— start —

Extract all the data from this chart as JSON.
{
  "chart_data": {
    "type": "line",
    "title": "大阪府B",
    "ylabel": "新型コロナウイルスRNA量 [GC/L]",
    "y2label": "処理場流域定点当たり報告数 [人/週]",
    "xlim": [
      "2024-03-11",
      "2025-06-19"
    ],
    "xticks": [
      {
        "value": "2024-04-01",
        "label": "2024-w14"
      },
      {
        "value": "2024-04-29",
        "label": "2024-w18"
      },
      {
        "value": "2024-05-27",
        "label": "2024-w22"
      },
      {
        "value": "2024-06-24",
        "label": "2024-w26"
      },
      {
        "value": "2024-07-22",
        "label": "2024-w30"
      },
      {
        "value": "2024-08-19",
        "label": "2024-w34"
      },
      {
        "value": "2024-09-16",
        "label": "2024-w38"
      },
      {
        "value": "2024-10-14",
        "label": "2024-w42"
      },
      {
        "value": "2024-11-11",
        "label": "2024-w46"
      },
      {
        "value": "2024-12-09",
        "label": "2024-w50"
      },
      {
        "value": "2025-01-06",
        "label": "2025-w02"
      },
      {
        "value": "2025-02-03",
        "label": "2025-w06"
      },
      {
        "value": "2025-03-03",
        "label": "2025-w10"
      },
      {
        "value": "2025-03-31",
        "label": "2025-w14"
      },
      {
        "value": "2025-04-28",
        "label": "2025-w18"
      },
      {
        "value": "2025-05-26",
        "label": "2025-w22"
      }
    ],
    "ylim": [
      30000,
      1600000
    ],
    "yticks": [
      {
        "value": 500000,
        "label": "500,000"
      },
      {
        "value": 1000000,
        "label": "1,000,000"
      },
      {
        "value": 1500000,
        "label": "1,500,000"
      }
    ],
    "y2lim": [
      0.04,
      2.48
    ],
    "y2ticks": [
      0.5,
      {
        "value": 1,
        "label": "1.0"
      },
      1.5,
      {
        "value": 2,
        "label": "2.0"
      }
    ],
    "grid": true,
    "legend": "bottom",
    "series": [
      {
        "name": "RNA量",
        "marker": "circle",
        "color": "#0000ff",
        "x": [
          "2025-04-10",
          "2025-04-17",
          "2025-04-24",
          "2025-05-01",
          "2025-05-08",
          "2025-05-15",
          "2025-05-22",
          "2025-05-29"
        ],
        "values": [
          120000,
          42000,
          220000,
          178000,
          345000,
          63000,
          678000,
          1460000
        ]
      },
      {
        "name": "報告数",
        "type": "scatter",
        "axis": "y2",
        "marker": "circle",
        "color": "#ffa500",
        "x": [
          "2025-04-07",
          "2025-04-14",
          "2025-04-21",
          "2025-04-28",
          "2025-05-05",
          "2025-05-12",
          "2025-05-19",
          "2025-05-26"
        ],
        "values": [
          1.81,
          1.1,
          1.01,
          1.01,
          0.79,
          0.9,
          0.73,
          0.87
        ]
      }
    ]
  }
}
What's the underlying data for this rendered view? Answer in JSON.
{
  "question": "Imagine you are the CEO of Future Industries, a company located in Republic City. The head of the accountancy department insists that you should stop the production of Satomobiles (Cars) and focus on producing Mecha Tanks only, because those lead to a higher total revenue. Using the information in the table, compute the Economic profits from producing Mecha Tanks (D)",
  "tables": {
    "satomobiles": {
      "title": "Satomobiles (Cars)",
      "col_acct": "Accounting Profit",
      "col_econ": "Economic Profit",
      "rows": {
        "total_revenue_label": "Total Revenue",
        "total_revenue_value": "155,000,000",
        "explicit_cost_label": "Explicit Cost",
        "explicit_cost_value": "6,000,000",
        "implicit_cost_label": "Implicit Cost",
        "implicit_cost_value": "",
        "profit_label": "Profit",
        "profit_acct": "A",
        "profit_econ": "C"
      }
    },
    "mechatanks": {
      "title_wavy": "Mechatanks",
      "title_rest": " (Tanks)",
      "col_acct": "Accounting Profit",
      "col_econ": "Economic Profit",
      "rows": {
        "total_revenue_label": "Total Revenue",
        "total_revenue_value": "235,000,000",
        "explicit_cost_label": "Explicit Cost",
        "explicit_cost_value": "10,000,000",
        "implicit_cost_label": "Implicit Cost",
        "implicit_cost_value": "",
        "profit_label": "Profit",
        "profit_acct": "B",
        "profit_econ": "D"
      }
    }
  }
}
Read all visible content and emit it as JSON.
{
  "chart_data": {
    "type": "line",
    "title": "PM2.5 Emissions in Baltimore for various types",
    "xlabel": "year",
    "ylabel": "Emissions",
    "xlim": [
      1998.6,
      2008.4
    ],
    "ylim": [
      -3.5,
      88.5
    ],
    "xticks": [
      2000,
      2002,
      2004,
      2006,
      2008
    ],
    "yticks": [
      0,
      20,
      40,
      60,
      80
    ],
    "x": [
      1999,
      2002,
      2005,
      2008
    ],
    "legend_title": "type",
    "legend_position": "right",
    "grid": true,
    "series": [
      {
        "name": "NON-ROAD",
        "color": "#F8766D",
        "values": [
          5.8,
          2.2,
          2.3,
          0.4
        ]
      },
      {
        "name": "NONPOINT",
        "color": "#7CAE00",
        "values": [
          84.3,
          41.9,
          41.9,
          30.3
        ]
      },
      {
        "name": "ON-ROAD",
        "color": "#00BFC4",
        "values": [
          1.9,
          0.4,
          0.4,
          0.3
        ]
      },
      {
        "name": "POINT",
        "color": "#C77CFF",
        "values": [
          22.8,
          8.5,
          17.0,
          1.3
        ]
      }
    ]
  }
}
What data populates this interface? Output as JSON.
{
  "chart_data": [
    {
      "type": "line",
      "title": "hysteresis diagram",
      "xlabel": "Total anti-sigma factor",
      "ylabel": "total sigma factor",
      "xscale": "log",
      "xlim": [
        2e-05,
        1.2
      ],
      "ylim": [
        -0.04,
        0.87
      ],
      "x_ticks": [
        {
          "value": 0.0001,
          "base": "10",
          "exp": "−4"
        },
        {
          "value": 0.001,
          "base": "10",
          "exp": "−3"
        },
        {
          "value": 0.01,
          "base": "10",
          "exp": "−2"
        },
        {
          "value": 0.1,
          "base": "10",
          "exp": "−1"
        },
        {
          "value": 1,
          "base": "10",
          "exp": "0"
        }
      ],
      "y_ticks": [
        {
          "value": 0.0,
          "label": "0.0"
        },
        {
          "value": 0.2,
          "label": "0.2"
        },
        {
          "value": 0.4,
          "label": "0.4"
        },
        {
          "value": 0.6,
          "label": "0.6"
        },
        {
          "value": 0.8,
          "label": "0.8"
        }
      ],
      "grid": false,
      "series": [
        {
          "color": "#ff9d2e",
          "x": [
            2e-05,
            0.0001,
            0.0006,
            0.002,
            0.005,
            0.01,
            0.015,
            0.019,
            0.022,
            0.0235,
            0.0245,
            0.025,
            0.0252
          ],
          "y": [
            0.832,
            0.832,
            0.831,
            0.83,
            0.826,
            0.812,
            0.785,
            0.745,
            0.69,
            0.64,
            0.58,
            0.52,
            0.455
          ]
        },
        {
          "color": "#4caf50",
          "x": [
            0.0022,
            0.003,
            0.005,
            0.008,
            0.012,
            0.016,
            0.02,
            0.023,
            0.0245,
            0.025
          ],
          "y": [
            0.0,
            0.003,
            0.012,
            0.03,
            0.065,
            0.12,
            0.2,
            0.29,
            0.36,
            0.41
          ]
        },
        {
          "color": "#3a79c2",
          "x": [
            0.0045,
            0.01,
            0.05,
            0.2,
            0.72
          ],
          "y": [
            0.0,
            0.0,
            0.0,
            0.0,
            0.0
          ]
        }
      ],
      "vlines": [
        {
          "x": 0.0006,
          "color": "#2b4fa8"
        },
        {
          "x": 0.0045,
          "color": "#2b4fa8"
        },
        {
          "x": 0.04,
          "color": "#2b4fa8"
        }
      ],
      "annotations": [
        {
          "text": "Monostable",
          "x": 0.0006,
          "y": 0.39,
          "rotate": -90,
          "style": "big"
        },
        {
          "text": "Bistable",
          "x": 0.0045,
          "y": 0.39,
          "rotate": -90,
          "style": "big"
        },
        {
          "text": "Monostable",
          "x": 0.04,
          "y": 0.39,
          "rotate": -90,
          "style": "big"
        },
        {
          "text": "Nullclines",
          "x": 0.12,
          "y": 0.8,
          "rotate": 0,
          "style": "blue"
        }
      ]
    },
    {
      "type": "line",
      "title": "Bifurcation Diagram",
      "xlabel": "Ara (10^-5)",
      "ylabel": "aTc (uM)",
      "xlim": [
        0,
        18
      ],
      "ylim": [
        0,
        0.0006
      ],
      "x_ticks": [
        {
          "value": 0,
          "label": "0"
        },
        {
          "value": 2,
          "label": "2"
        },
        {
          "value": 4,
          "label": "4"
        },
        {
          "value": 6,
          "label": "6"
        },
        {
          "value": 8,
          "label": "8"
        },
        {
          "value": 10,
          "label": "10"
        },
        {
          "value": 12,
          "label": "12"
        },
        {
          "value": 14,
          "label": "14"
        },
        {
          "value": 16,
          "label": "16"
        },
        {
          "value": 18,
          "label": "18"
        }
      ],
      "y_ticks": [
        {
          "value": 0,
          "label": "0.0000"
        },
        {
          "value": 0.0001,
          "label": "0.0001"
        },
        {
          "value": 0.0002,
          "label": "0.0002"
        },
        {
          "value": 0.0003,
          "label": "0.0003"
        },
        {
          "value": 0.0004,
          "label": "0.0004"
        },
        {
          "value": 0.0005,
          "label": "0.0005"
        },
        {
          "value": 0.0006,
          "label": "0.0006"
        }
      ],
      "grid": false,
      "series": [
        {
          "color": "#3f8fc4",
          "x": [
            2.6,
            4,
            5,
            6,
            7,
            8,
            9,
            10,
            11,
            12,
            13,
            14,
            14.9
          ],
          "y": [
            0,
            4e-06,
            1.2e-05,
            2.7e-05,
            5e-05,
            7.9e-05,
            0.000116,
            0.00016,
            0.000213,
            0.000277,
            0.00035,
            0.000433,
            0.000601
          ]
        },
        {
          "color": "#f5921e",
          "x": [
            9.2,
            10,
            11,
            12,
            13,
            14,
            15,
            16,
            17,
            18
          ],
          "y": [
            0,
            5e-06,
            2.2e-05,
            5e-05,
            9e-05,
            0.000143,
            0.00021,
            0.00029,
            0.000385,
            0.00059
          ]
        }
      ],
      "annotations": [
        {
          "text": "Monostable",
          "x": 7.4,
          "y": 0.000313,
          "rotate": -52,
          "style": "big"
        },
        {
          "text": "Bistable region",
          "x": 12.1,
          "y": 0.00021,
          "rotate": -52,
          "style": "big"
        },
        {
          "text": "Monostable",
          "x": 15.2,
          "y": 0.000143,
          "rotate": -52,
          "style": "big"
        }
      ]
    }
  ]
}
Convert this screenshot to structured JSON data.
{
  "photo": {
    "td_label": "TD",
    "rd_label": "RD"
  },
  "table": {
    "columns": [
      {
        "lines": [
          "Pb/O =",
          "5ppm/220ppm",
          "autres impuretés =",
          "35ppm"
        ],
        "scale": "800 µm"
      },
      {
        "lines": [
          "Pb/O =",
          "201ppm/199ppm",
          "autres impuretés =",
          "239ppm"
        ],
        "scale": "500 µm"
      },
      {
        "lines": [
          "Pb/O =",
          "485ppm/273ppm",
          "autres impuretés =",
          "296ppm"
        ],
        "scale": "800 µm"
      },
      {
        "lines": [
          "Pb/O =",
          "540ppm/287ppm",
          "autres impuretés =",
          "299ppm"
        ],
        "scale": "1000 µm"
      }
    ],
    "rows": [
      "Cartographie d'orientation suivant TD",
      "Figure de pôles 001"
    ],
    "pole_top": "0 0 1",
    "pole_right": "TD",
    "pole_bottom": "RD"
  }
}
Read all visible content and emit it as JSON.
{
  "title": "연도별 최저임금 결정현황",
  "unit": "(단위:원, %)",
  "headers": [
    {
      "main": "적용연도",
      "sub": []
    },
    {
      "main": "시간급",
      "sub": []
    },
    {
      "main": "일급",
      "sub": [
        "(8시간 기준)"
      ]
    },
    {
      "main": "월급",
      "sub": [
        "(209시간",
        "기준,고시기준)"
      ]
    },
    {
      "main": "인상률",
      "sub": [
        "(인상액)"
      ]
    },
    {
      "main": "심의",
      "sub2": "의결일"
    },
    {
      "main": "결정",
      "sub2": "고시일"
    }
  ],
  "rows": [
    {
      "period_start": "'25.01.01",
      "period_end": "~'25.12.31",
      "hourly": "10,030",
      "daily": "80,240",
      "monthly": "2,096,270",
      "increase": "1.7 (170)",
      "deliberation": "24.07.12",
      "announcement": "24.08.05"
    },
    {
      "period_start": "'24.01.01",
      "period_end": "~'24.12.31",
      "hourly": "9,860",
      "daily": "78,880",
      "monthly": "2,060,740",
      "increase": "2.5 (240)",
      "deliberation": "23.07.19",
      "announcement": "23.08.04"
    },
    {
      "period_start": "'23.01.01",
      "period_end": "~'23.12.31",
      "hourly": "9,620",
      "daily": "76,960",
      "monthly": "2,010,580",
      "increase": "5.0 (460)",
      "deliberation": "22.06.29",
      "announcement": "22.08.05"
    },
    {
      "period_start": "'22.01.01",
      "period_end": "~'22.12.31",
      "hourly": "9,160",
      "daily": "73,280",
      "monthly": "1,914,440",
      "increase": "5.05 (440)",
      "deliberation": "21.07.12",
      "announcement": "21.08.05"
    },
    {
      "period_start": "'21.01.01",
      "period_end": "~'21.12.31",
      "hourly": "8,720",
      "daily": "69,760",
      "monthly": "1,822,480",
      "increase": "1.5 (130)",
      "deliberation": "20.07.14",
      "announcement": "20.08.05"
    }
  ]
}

— end —

• WHAT IS BEING ASKED:
Scan the listing above and identify each line holding the string "hourly"; copy every such line.

• ANSWER IN FULL:
      "hourly": "10,030",
      "hourly": "9,860",
      "hourly": "9,620",
      "hourly": "9,160",
      "hourly": "8,720",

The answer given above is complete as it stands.